Data items
— BEGIN —

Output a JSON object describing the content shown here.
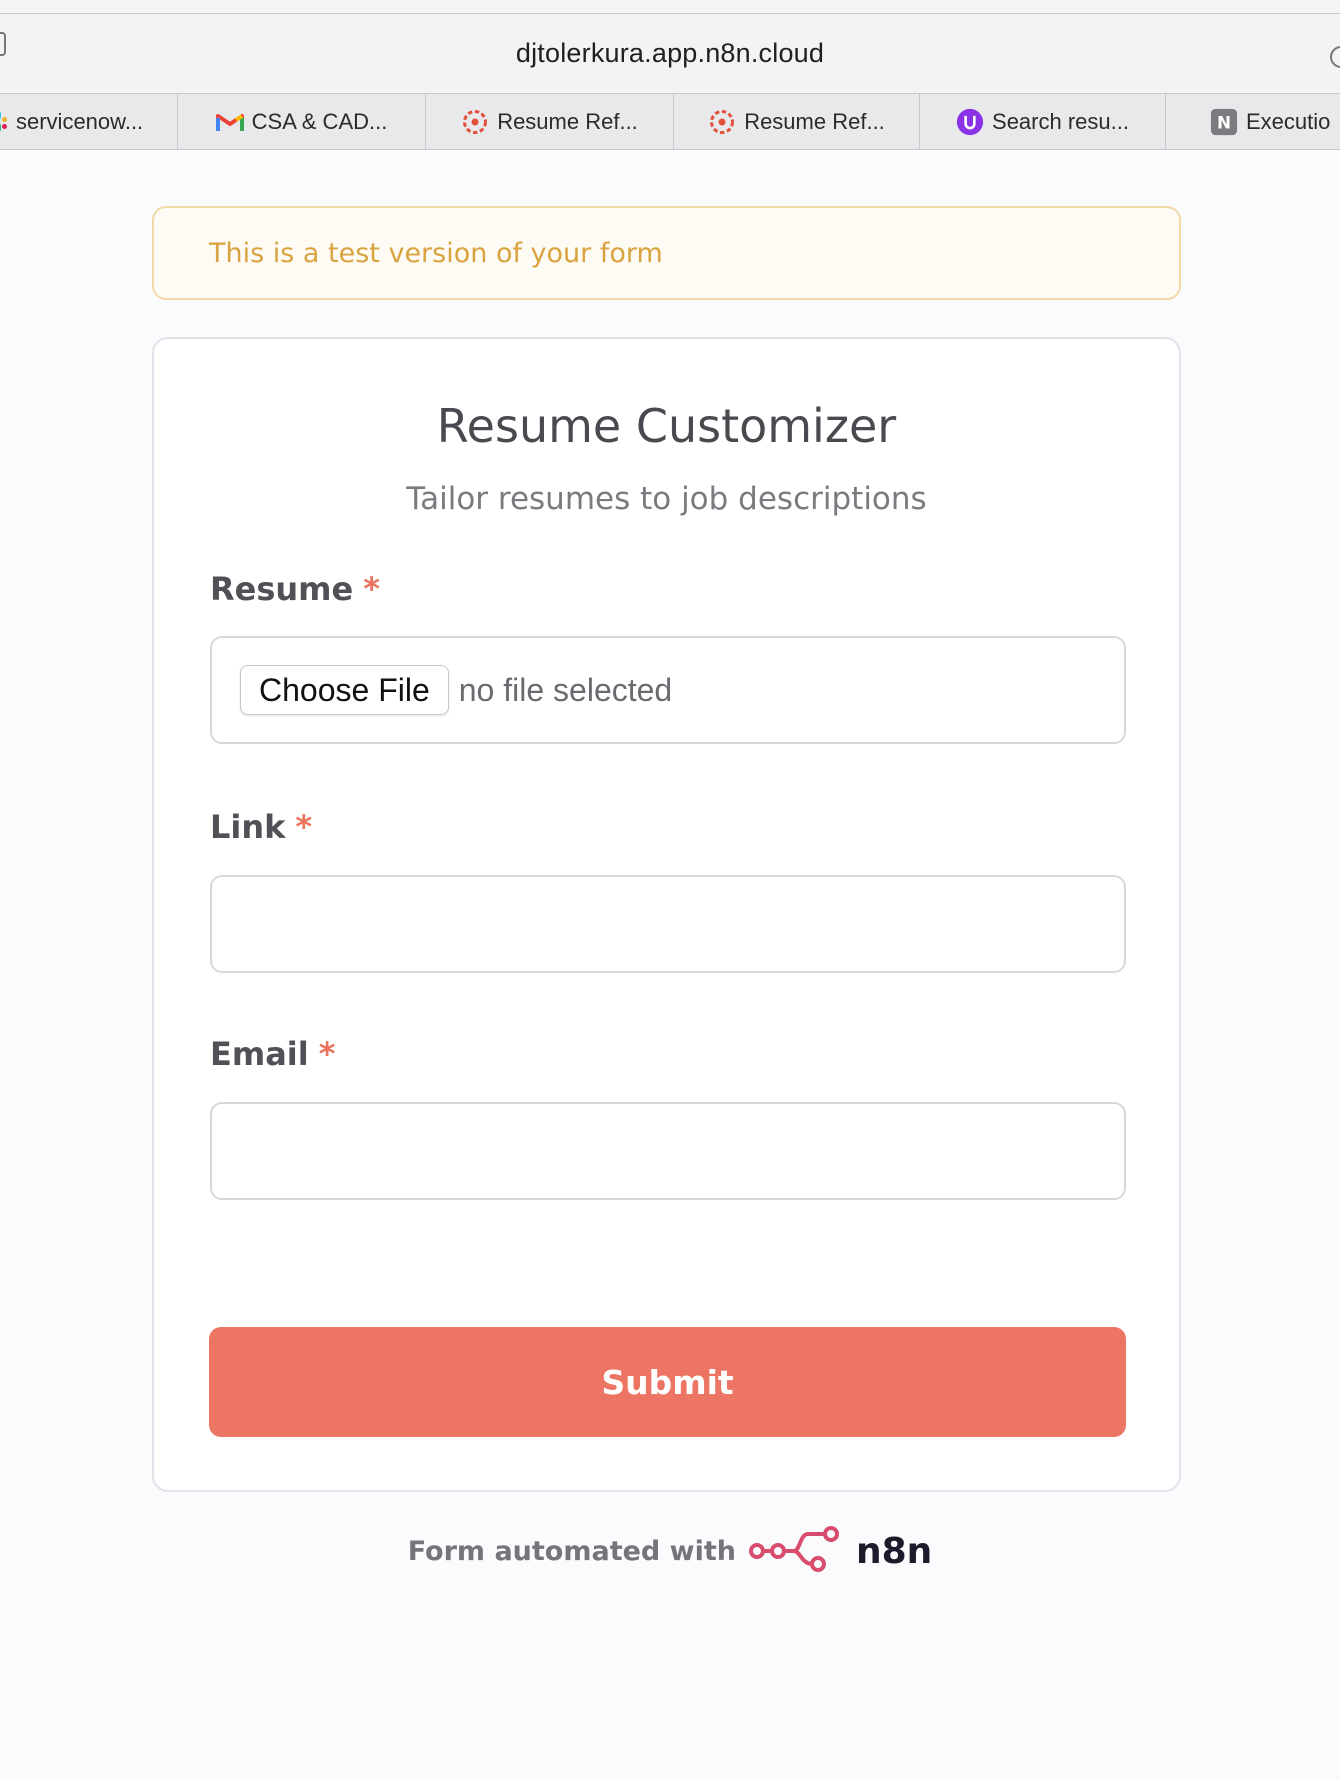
{
  "browser": {
    "url": "djtolerkura.app.n8n.cloud",
    "tabs": [
      {
        "label": "servicenow...",
        "icon": "slack-icon"
      },
      {
        "label": "CSA & CAD...",
        "icon": "gmail-icon"
      },
      {
        "label": "Resume Ref...",
        "icon": "asterisk-logo-icon"
      },
      {
        "label": "Resume Ref...",
        "icon": "asterisk-logo-icon"
      },
      {
        "label": "Search resu...",
        "icon": "u-logo-icon"
      },
      {
        "label": "Executio",
        "icon": "n-logo-icon"
      }
    ]
  },
  "notice": {
    "text": "This is a test version of your form"
  },
  "form": {
    "title": "Resume Customizer",
    "subtitle": "Tailor resumes to job descriptions",
    "required_marker": "*",
    "fields": {
      "resume": {
        "label": "Resume",
        "button_label": "Choose File",
        "status": "no file selected"
      },
      "link": {
        "label": "Link",
        "value": ""
      },
      "email": {
        "label": "Email",
        "value": ""
      }
    },
    "submit_label": "Submit"
  },
  "footer": {
    "text": "Form automated with",
    "brand": "n8n"
  },
  "colors": {
    "accent": "#ec7563",
    "notice_text": "#d9a33f",
    "notice_border": "#f2d9a6",
    "required": "#e9735d",
    "brand_logo": "#d84c6e"
  }
}
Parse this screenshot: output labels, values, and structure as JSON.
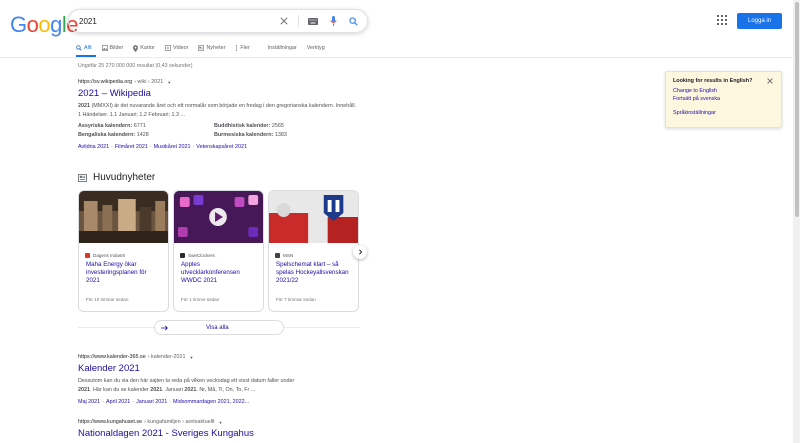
{
  "header": {
    "logo_letters": [
      "G",
      "o",
      "o",
      "g",
      "l",
      "e"
    ],
    "logo_colors": [
      "#4285f4",
      "#ea4335",
      "#fbbc05",
      "#4285f4",
      "#34a853",
      "#ea4335"
    ],
    "search_value": "2021",
    "login_label": "Logga in"
  },
  "tabs": [
    {
      "label": "Allt",
      "icon": "search-icon",
      "active": true
    },
    {
      "label": "Bilder",
      "icon": "image-icon",
      "active": false
    },
    {
      "label": "Kartor",
      "icon": "map-pin-icon",
      "active": false
    },
    {
      "label": "Videor",
      "icon": "video-icon",
      "active": false
    },
    {
      "label": "Nyheter",
      "icon": "news-icon",
      "active": false
    },
    {
      "label": "Fler",
      "icon": "more-icon",
      "active": false
    }
  ],
  "tools": {
    "settings": "Inställningar",
    "tools": "Verktyg"
  },
  "result_stats": "Ungefär 25 270 000 000 resultat (0,43 sekunder)",
  "wiki": {
    "url": "https://sv.wikipedia.org",
    "path": "› wiki › 2021",
    "title": "2021 – Wikipedia",
    "snippet_bold": "2021",
    "snippet_rest_1": " (MMXXI) är det nuvarande året och ett normalår som började en fredag i den gregorianska kalendern. Innehåll. 1 Händelser. 1.1 Januari; 1.2 Februari; 1.3 ...",
    "facts": [
      {
        "label": "Assyriska kalendern:",
        "value": "6771"
      },
      {
        "label": "Buddhistisk kalender:",
        "value": "2565"
      },
      {
        "label": "Bengaliska kalendern:",
        "value": "1428"
      },
      {
        "label": "Burmesiska kalendern:",
        "value": "1383"
      }
    ],
    "sitelinks": [
      "Avlidna 2021",
      "Filmåret 2021",
      "Musikåret 2021",
      "Vetenskapsåret 2021"
    ]
  },
  "news": {
    "heading": "Huvudnyheter",
    "view_all": "Visa alla",
    "cards": [
      {
        "source": "Dagens Industri",
        "title": "Maha Energy ökar investeringsplanen för 2021",
        "age": "För 10 timmar sedan",
        "fav_color": "#d9382c",
        "img_colors": [
          "#6b5440",
          "#3b2c22",
          "#a88a6a"
        ]
      },
      {
        "source": "SweClockers",
        "title": "Apples utvecklarkonferensen WWDC 2021",
        "age": "För 1 timme sedan",
        "fav_color": "#2b2b2b",
        "img_colors": [
          "#5b1f6b",
          "#c04bc0",
          "#2a0f3a"
        ]
      },
      {
        "source": "MSN",
        "title": "Spelschemat klart – så spelas Hockeyallsvenskan 2021/22",
        "age": "För 7 timmar sedan",
        "fav_color": "#444444",
        "img_colors": [
          "#c92a2a",
          "#e8e8e8",
          "#1e3a8a"
        ]
      }
    ]
  },
  "result2": {
    "url": "https://www.kalender-365.se",
    "path": "› kalender-2021",
    "title": "Kalender 2021",
    "snippet_line1": "Dessutom kan du via den här sajten ta reda på vilken veckodag ett visst datum faller under",
    "snippet_line2_a": "2021",
    "snippet_line2_b": ". Här kan du se kalender ",
    "snippet_line2_c": "2021",
    "snippet_line2_d": ". Januari ",
    "snippet_line2_e": "2021",
    "snippet_line2_f": ". Nr, Må, Ti, On, To, Fr ...",
    "sitelinks": [
      "Maj 2021",
      "April 2021",
      "Januari 2021",
      "Midsommardagen 2021, 2022..."
    ]
  },
  "result3": {
    "url": "https://www.kungahuset.se",
    "path": "› kungafamiljen › aretsaktuellt",
    "title": "Nationaldagen 2021 - Sveriges Kungahus"
  },
  "kbox": {
    "question": "Looking for results in English?",
    "change": "Change to English",
    "continue": "Fortsätt på svenska",
    "settings": "Språkinställningar"
  }
}
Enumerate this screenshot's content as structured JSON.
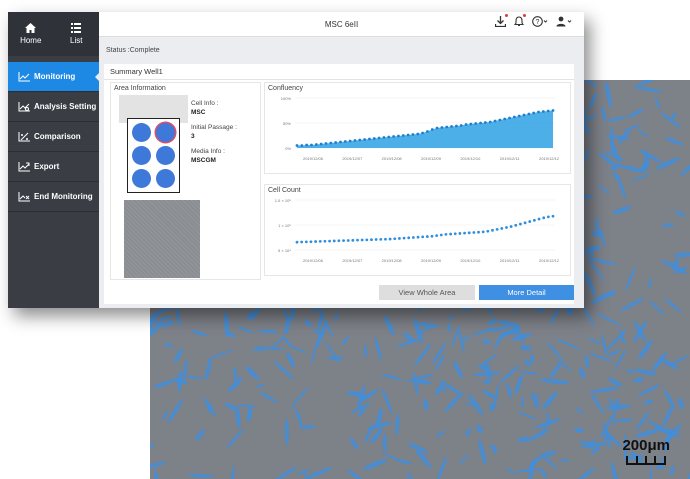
{
  "sidebar": {
    "home_label": "Home",
    "list_label": "List",
    "items": [
      {
        "label": "Monitoring",
        "icon": "line-chart-icon",
        "active": true
      },
      {
        "label": "Analysis Setting",
        "icon": "analysis-chart-icon",
        "active": false
      },
      {
        "label": "Comparison",
        "icon": "comparison-icon",
        "active": false
      },
      {
        "label": "Export",
        "icon": "export-chart-icon",
        "active": false
      },
      {
        "label": "End Monitoring",
        "icon": "end-chart-icon",
        "active": false
      }
    ]
  },
  "header": {
    "title": "MSC 6eII",
    "icons": [
      "download-icon",
      "bell-icon",
      "help-icon",
      "user-icon"
    ]
  },
  "status": "Status :Complete",
  "panel": {
    "title": "Summary Well1",
    "area_title": "Area Information",
    "cell_info_label": "Cell Info :",
    "cell_info_value": "MSC",
    "initial_passage_label": "Initial Passage :",
    "initial_passage_value": "3",
    "media_info_label": "Media Info :",
    "media_info_value": "MSCGM",
    "view_whole_area": "View Whole Area",
    "more_detail": "More Detail"
  },
  "chart_data": [
    {
      "type": "area",
      "title": "Confluency",
      "y_ticks": [
        "100%",
        "50%",
        "0%"
      ],
      "x_ticks": [
        "2019/12/06",
        "2019/12/07",
        "2019/12/08",
        "2019/12/09",
        "2019/12/10",
        "2019/12/11",
        "2019/12/12"
      ],
      "ylim": [
        0,
        100
      ],
      "color": "#3aa6e6",
      "values": [
        5,
        5,
        6,
        6,
        7,
        8,
        9,
        10,
        11,
        12,
        13,
        14,
        15,
        16,
        17,
        18,
        19,
        20,
        21,
        22,
        23,
        24,
        25,
        26,
        27,
        28,
        30,
        33,
        37,
        40,
        41,
        42,
        43,
        44,
        45,
        47,
        48,
        49,
        50,
        51,
        52,
        54,
        56,
        58,
        60,
        62,
        64,
        66,
        68,
        70,
        72,
        73,
        74,
        75
      ]
    },
    {
      "type": "scatter",
      "title": "Cell Count",
      "y_ticks": [
        "1.5 × 10⁵",
        "1 × 10⁵",
        "5 × 10⁴"
      ],
      "x_ticks": [
        "2019/12/06",
        "2019/12/07",
        "2019/12/08",
        "2019/12/09",
        "2019/12/10",
        "2019/12/11",
        "2019/12/12"
      ],
      "ylim": [
        0,
        160000
      ],
      "color": "#2f8fde",
      "values": [
        25000,
        25500,
        26000,
        26500,
        27000,
        27500,
        28000,
        28500,
        29000,
        29500,
        30000,
        30500,
        31000,
        31500,
        32000,
        32500,
        33000,
        33500,
        34000,
        34500,
        35000,
        36000,
        37000,
        38000,
        39000,
        40000,
        41000,
        42000,
        43000,
        44000,
        46000,
        48000,
        50000,
        51000,
        52000,
        53000,
        54000,
        55000,
        56000,
        57000,
        58000,
        60000,
        63000,
        66000,
        69000,
        72000,
        75000,
        79000,
        83000,
        87000,
        91000,
        95000,
        99000,
        103000,
        106000,
        108000
      ]
    }
  ],
  "scale_bar": "200μm"
}
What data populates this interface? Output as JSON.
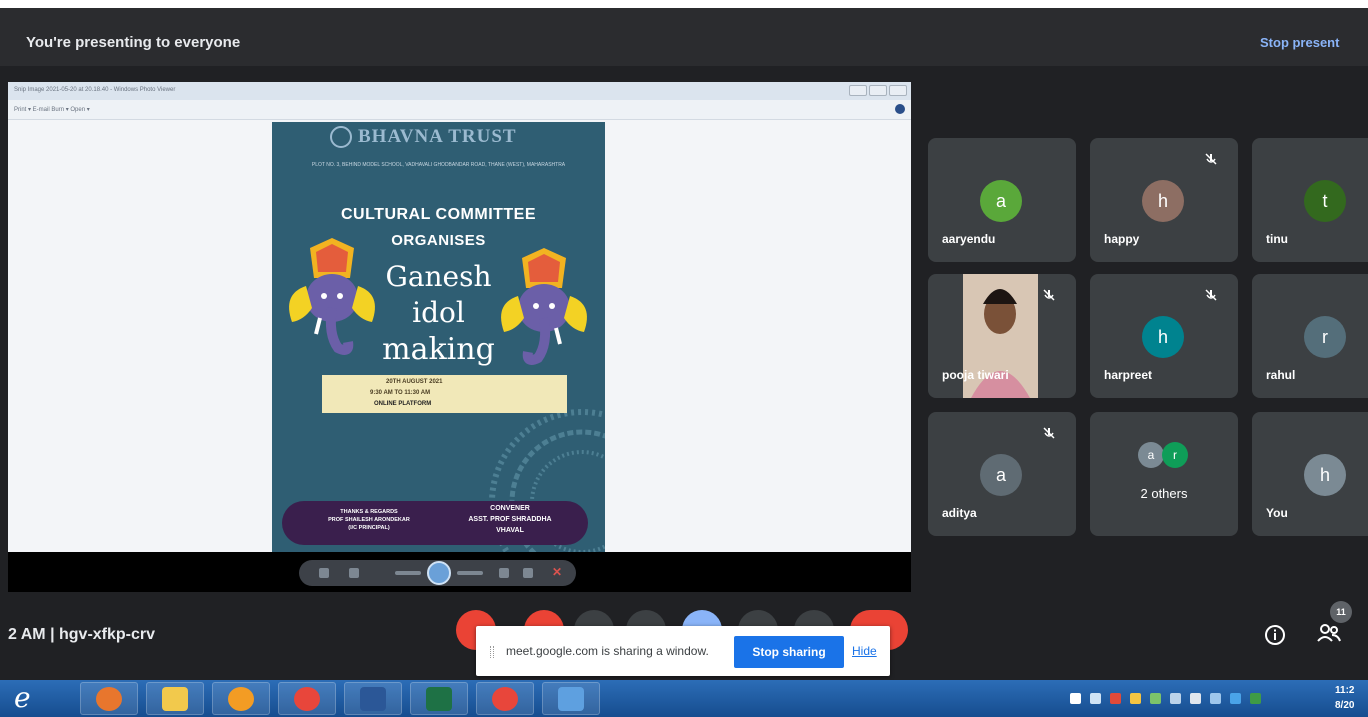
{
  "topbar": {
    "presenting_text": "You're presenting to everyone",
    "stop_presenting_label": "Stop present"
  },
  "viewer": {
    "title": "Snip Image 2021-05-20 at 20.18.40 - Windows Photo Viewer",
    "toolbar": "Print ▾   E-mail   Burn ▾   Open ▾"
  },
  "poster": {
    "trust_name": "BHAVNA TRUST",
    "address": "PLOT NO. 3, BEHIND MODEL SCHOOL, VADHAVALI GHODBANDAR ROAD, THANE (WEST), MAHARASHTRA",
    "cultural_committee": "CULTURAL COMMITTEE",
    "organises": "ORGANISES",
    "script_line1": "Ganesh",
    "script_line2": "idol",
    "script_line3": "making",
    "date": "20TH AUGUST 2021",
    "time": "9:30 AM TO 11:30 AM",
    "platform": "ONLINE PLATFORM",
    "thanks_line1": "THANKS & REGARDS",
    "thanks_line2": "PROF SHAILESH ARONDEKAR",
    "thanks_line3": "(I/C PRINCIPAL)",
    "convener_line1": "CONVENER",
    "convener_line2": "ASST. PROF SHRADDHA",
    "convener_line3": "VHAVAL"
  },
  "participants": [
    {
      "name": "aaryendu",
      "initial": "a",
      "color": "#5aa83a",
      "muted": false
    },
    {
      "name": "happy",
      "initial": "h",
      "color": "#8d6e63",
      "muted": true
    },
    {
      "name": "tinu",
      "initial": "t",
      "color": "#33691e",
      "muted": false
    },
    {
      "name": "pooja tiwari",
      "initial": "",
      "color": "#c9b7a6",
      "muted": true
    },
    {
      "name": "harpreet",
      "initial": "h",
      "color": "#00838f",
      "muted": true
    },
    {
      "name": "rahul",
      "initial": "r",
      "color": "#546e7a",
      "muted": false
    },
    {
      "name": "aditya",
      "initial": "a",
      "color": "#5f6b73",
      "muted": true
    },
    {
      "name": "2 others",
      "initial": "",
      "color": "#3c4043",
      "muted": false
    },
    {
      "name": "You",
      "initial": "h",
      "color": "#7b8a94",
      "muted": false
    }
  ],
  "others": {
    "initials": [
      "a",
      "r"
    ]
  },
  "meeting": {
    "info": "2 AM  |  hgv-xfkp-crv",
    "participant_count": "11"
  },
  "notice": {
    "text": "meet.google.com is sharing a window.",
    "stop_sharing_label": "Stop sharing",
    "hide_label": "Hide"
  },
  "taskbar": {
    "start_glyph": "e",
    "apps": [
      "internet-explorer",
      "firefox",
      "file-explorer",
      "media-player",
      "chrome",
      "word",
      "excel",
      "chrome-meet",
      "photo-viewer"
    ],
    "clock_time": "11:2",
    "clock_date": "8/20"
  }
}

— END —

__Directive__:
Display every line of the listing that contains the string "JSON".

__Exercise result__:
Output a JSON object describing the content shown here.
Parse this screenshot: output labels, values, and structure as JSON.
Enumerate this screenshot's content as structured JSON.
What data populates this interface? Output as JSON.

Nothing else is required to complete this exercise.